* [EXCERPTED TEXT]
──────────────────────────────

Tim goes down Photo/Wildlife Direct

The big day

The idea of attaching a collar to Tim arose almost two years ago, during a board meeting of WildlifeDirect that was held in Amboseli, when we discovered Tim, injured, with pus oozing from a festering would. Tim recovered on this occasion thanks to prompt veterinary attention by the David Sheldrick Wildlife Trust. Since then he has been monitored 24/7 by local rangers employed by Big Life Foundation. But WildlifeDirect board member Scott Asen wanted to explore a more effective solution.

“We have to find a way to keep Tim out of farms,” he argued. That way, saving an elephant is also a way to help local communities.

Scott Asen personally put up money to finance the collaring and subsequent monitoring operations. After months of planning, and one aborted attempt, the team met in Amboseli on September 9 to get it done.

Everyone was assigned their roles: one team of vets, led by Dr Isaac Lekolol was in charge of the collaring, another was assigned the task of collecting biometric data, Big Life monitored the entire operation from a light airplane and a helicopter was on standby. KWS rangers were in charge of keeping order.

Big Life rangers stayed awake all night to monitor him. Early on Saturday morning we drove out to where Tim had been seen. He and two other bull elephants, Craig and his nephew Townsend, were grazing in an area of scrubland near the National Park boundary.

──────────────────────────────

* [SUPPLIED DATA]
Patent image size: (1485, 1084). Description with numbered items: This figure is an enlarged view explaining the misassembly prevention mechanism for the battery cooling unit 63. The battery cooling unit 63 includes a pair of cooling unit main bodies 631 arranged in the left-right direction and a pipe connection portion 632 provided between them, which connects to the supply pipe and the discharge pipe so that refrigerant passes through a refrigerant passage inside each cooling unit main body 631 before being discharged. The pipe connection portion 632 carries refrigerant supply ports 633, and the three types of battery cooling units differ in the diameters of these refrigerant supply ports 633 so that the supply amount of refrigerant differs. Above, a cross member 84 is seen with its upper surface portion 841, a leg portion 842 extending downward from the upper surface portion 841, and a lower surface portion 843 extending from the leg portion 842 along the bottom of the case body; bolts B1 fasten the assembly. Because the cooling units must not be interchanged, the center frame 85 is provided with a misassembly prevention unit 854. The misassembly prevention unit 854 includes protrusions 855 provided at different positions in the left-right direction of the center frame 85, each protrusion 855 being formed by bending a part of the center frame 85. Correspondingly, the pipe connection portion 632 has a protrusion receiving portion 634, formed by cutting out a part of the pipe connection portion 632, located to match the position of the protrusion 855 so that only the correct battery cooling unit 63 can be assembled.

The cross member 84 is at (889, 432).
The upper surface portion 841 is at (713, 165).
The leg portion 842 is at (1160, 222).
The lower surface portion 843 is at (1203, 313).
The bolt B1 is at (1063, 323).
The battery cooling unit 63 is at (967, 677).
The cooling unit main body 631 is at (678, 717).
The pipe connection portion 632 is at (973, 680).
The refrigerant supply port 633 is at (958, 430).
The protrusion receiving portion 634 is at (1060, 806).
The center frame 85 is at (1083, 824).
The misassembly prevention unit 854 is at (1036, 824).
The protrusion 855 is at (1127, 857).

──────────────────────────────

* [TASK DESCRIPTION] From the text about collaring Tim the elephant, return everything from "Everyone was assigned" down to "of keeping order.". The data after the text is separate material.

* [WRITTEN RESPONSE]
Everyone was assigned their roles: one team of vets, led by Dr Isaac Lekolol was in charge of the collaring, another was assigned the task of collecting biometric data, Big Life monitored the entire operation from a light airplane and a helicopter was on standby. KWS rangers were in charge of keeping order.